> [Requirement]
Locate each line in the records that contains the string "country" and copy those lines out. Matching is case-sensitive.

Records from a collection

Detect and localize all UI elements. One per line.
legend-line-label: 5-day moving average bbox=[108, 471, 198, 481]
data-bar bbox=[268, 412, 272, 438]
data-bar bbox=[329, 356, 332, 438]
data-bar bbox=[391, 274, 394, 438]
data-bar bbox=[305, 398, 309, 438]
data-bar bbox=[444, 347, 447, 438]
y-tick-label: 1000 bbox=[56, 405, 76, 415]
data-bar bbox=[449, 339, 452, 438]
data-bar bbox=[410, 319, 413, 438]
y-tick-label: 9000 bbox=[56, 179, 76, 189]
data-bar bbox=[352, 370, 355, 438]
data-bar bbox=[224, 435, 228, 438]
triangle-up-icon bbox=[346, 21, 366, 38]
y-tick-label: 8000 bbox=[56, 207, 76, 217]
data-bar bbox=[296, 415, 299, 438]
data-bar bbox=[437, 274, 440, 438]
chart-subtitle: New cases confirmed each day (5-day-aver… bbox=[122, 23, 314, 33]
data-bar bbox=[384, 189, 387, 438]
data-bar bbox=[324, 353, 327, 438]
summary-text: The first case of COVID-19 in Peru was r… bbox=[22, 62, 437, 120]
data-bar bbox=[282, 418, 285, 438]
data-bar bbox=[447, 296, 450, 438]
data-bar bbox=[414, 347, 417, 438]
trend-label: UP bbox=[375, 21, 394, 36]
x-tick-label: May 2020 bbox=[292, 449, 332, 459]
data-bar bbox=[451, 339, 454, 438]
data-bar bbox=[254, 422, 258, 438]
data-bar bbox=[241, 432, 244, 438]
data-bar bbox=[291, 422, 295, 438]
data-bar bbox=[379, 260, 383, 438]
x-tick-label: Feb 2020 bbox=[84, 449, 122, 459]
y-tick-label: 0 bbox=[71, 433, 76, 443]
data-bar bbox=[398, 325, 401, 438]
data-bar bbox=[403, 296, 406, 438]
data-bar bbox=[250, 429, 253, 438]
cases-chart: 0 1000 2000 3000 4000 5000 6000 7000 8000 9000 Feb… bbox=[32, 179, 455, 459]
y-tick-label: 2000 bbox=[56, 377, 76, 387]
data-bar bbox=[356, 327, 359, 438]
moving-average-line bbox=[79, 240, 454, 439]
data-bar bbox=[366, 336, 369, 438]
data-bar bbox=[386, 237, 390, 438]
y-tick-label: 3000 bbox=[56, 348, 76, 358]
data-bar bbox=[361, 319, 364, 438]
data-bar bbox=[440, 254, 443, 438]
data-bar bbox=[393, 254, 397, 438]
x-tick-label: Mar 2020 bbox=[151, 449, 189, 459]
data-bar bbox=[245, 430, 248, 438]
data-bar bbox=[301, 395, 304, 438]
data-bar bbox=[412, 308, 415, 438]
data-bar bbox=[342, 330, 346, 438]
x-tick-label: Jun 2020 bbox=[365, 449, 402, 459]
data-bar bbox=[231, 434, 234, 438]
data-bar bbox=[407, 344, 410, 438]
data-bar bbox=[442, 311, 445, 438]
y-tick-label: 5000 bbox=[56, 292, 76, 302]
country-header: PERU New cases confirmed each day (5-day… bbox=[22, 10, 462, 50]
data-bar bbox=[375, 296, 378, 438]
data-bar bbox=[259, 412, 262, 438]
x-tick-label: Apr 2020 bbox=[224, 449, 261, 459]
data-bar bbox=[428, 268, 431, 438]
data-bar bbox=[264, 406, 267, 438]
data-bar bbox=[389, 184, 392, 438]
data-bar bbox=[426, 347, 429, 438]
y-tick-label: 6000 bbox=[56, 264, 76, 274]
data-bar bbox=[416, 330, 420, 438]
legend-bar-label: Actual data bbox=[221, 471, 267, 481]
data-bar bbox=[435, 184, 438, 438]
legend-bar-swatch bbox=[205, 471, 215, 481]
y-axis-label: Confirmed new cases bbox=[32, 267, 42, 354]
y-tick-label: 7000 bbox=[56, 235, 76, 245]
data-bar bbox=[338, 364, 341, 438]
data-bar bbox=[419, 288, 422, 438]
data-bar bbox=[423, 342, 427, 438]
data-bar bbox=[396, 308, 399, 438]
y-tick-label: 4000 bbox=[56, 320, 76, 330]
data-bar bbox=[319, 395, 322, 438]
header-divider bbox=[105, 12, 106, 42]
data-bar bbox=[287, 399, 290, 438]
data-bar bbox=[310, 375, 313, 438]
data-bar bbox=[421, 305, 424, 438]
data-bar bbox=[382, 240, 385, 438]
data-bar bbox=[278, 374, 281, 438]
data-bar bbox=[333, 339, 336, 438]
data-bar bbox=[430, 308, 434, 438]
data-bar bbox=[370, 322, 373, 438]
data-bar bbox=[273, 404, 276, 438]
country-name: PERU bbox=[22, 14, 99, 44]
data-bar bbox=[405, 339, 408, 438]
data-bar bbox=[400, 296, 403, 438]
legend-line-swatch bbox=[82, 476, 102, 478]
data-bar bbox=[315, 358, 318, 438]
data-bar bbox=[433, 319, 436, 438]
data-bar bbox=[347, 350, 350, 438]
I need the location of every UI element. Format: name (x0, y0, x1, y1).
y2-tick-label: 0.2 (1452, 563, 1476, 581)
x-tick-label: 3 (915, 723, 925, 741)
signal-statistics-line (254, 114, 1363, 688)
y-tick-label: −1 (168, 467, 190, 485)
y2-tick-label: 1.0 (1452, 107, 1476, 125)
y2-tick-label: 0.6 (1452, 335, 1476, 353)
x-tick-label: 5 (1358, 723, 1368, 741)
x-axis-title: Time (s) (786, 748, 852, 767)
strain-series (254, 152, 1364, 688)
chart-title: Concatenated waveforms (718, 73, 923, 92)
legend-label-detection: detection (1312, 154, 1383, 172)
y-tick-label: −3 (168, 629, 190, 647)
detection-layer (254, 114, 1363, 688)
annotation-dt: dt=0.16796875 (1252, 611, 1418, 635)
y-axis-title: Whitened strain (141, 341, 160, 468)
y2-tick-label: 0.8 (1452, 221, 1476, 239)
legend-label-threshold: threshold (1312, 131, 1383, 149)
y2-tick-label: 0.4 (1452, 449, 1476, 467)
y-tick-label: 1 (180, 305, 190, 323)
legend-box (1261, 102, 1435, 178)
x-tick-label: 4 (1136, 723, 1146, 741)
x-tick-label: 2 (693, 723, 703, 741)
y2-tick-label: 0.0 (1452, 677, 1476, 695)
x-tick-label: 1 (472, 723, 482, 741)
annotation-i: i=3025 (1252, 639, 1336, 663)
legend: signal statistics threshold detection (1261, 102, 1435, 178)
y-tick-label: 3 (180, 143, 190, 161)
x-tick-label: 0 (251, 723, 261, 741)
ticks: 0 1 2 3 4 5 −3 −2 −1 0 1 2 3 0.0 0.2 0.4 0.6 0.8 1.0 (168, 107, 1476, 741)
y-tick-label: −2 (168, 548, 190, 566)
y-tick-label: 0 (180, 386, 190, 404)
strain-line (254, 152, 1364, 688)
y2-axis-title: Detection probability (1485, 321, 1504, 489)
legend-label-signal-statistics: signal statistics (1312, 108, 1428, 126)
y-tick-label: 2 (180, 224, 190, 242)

> [Completed exercise]
country-header: PERU New cases confirmed each day (5-day… bbox=[22, 10, 462, 50]
country-name: PERU bbox=[22, 14, 99, 44]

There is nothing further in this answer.